| Written instruction |
Take the material and output all of it exactly.

| The data |

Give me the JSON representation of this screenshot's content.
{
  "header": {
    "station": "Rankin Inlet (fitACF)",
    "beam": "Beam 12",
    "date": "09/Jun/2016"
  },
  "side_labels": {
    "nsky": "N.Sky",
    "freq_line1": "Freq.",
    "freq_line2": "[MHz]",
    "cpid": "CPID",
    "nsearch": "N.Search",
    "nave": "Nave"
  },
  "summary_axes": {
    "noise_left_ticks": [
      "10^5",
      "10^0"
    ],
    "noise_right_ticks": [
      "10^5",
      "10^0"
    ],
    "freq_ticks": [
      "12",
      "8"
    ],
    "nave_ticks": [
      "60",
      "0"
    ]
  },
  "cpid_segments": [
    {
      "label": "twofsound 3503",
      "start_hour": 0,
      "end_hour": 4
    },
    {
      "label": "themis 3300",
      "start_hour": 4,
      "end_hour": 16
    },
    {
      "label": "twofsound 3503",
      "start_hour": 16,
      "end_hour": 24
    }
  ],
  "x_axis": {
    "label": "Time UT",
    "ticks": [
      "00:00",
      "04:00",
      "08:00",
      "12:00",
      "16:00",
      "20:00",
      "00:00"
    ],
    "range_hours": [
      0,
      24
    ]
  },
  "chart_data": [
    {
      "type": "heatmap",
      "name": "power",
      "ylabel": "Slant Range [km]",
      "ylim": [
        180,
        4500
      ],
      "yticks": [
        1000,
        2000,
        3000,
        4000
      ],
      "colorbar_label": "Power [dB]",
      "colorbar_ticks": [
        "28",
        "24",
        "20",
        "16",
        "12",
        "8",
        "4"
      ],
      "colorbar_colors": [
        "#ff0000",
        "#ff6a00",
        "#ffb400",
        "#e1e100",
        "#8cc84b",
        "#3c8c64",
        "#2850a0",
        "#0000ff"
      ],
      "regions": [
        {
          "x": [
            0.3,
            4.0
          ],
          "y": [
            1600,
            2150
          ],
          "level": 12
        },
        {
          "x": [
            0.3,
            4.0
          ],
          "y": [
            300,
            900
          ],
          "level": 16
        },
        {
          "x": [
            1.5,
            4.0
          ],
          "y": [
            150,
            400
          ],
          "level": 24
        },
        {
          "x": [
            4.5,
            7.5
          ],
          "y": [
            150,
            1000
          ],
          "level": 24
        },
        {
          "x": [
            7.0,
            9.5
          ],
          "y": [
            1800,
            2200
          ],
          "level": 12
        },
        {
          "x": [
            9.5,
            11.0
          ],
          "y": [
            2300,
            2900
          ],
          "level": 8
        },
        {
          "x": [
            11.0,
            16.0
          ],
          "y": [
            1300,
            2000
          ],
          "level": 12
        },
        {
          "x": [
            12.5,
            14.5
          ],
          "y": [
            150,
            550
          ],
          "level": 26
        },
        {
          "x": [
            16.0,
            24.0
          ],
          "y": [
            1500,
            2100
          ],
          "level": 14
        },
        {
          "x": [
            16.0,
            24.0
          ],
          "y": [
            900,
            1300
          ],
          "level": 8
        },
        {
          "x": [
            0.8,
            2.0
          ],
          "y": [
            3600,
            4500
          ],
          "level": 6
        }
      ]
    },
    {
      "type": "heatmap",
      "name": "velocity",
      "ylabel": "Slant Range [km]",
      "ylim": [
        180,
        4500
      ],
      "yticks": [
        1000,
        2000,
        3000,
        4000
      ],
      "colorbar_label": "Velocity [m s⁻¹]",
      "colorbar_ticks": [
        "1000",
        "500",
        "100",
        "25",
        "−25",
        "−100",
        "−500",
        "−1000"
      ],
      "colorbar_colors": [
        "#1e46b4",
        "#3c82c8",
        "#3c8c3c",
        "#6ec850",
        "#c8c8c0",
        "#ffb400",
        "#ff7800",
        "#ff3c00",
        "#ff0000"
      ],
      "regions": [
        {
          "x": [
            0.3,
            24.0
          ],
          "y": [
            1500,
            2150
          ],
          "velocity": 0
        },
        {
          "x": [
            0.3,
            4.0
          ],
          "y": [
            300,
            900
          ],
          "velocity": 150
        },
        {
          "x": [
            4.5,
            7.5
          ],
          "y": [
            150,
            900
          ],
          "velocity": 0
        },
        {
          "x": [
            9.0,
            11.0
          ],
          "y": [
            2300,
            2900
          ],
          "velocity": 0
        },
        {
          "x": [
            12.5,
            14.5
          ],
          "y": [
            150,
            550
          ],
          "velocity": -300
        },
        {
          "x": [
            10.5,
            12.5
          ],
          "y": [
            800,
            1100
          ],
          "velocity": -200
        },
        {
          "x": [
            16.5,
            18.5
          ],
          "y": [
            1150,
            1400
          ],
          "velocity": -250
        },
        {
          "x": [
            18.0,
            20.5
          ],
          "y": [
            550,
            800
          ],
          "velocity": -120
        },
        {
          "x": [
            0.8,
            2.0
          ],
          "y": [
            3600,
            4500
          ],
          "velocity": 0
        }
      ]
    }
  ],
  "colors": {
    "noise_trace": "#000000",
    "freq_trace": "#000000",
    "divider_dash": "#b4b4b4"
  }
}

| Expected output |
Give me the JSON representation of this screenshot's content.
{
  "header": {
    "station": "Rankin Inlet (fitACF)",
    "beam": "Beam 12",
    "date": "09/Jun/2016"
  },
  "side_labels": {
    "nsky": "N.Sky",
    "freq_line1": "Freq.",
    "freq_line2": "[MHz]",
    "cpid": "CPID",
    "nsearch": "N.Search",
    "nave": "Nave"
  },
  "summary_axes": {
    "noise_left_ticks": [
      "10^5",
      "10^0"
    ],
    "noise_right_ticks": [
      "10^5",
      "10^0"
    ],
    "freq_ticks": [
      "12",
      "8"
    ],
    "nave_ticks": [
      "60",
      "0"
    ]
  },
  "cpid_segments": [
    {
      "label": "twofsound 3503",
      "start_hour": 0,
      "end_hour": 4
    },
    {
      "label": "themis 3300",
      "start_hour": 4,
      "end_hour": 16
    },
    {
      "label": "twofsound 3503",
      "start_hour": 16,
      "end_hour": 24
    }
  ],
  "x_axis": {
    "label": "Time UT",
    "ticks": [
      "00:00",
      "04:00",
      "08:00",
      "12:00",
      "16:00",
      "20:00",
      "00:00"
    ],
    "range_hours": [
      0,
      24
    ]
  },
  "chart_data": [
    {
      "type": "heatmap",
      "name": "power",
      "ylabel": "Slant Range [km]",
      "ylim": [
        180,
        4500
      ],
      "yticks": [
        1000,
        2000,
        3000,
        4000
      ],
      "colorbar_label": "Power [dB]",
      "colorbar_ticks": [
        "28",
        "24",
        "20",
        "16",
        "12",
        "8",
        "4"
      ],
      "colorbar_colors": [
        "#ff0000",
        "#ff6a00",
        "#ffb400",
        "#e1e100",
        "#8cc84b",
        "#3c8c64",
        "#2850a0",
        "#0000ff"
      ],
      "regions": [
        {
          "x": [
            0.3,
            4.0
          ],
          "y": [
            1600,
            2150
          ],
          "level": 12
        },
        {
          "x": [
            0.3,
            4.0
          ],
          "y": [
            300,
            900
          ],
          "level": 16
        },
        {
          "x": [
            1.5,
            4.0
          ],
          "y": [
            150,
            400
          ],
          "level": 24
        },
        {
          "x": [
            4.5,
            7.5
          ],
          "y": [
            150,
            1000
          ],
          "level": 24
        },
        {
          "x": [
            7.0,
            9.5
          ],
          "y": [
            1800,
            2200
          ],
          "level": 12
        },
        {
          "x": [
            9.5,
            11.0
          ],
          "y": [
            2300,
            2900
          ],
          "level": 8
        },
        {
          "x": [
            11.0,
            16.0
          ],
          "y": [
            1300,
            2000
          ],
          "level": 12
        },
        {
          "x": [
            12.5,
            14.5
          ],
          "y": [
            150,
            550
          ],
          "level": 26
        },
        {
          "x": [
            16.0,
            24.0
          ],
          "y": [
            1500,
            2100
          ],
          "level": 14
        },
        {
          "x": [
            16.0,
            24.0
          ],
          "y": [
            900,
            1300
          ],
          "level": 8
        },
        {
          "x": [
            0.8,
            2.0
          ],
          "y": [
            3600,
            4500
          ],
          "level": 6
        }
      ]
    },
    {
      "type": "heatmap",
      "name": "velocity",
      "ylabel": "Slant Range [km]",
      "ylim": [
        180,
        4500
      ],
      "yticks": [
        1000,
        2000,
        3000,
        4000
      ],
      "colorbar_label": "Velocity [m s⁻¹]",
      "colorbar_ticks": [
        "1000",
        "500",
        "100",
        "25",
        "−25",
        "−100",
        "−500",
        "−1000"
      ],
      "colorbar_colors": [
        "#1e46b4",
        "#3c82c8",
        "#3c8c3c",
        "#6ec850",
        "#c8c8c0",
        "#ffb400",
        "#ff7800",
        "#ff3c00",
        "#ff0000"
      ],
      "regions": [
        {
          "x": [
            0.3,
            24.0
          ],
          "y": [
            1500,
            2150
          ],
          "velocity": 0
        },
        {
          "x": [
            0.3,
            4.0
          ],
          "y": [
            300,
            900
          ],
          "velocity": 150
        },
        {
          "x": [
            4.5,
            7.5
          ],
          "y": [
            150,
            900
          ],
          "velocity": 0
        },
        {
          "x": [
            9.0,
            11.0
          ],
          "y": [
            2300,
            2900
          ],
          "velocity": 0
        },
        {
          "x": [
            12.5,
            14.5
          ],
          "y": [
            150,
            550
          ],
          "velocity": -300
        },
        {
          "x": [
            10.5,
            12.5
          ],
          "y": [
            800,
            1100
          ],
          "velocity": -200
        },
        {
          "x": [
            16.5,
            18.5
          ],
          "y": [
            1150,
            1400
          ],
          "velocity": -250
        },
        {
          "x": [
            18.0,
            20.5
          ],
          "y": [
            550,
            800
          ],
          "velocity": -120
        },
        {
          "x": [
            0.8,
            2.0
          ],
          "y": [
            3600,
            4500
          ],
          "velocity": 0
        }
      ]
    }
  ],
  "colors": {
    "noise_trace": "#000000",
    "freq_trace": "#000000",
    "divider_dash": "#b4b4b4"
  }
}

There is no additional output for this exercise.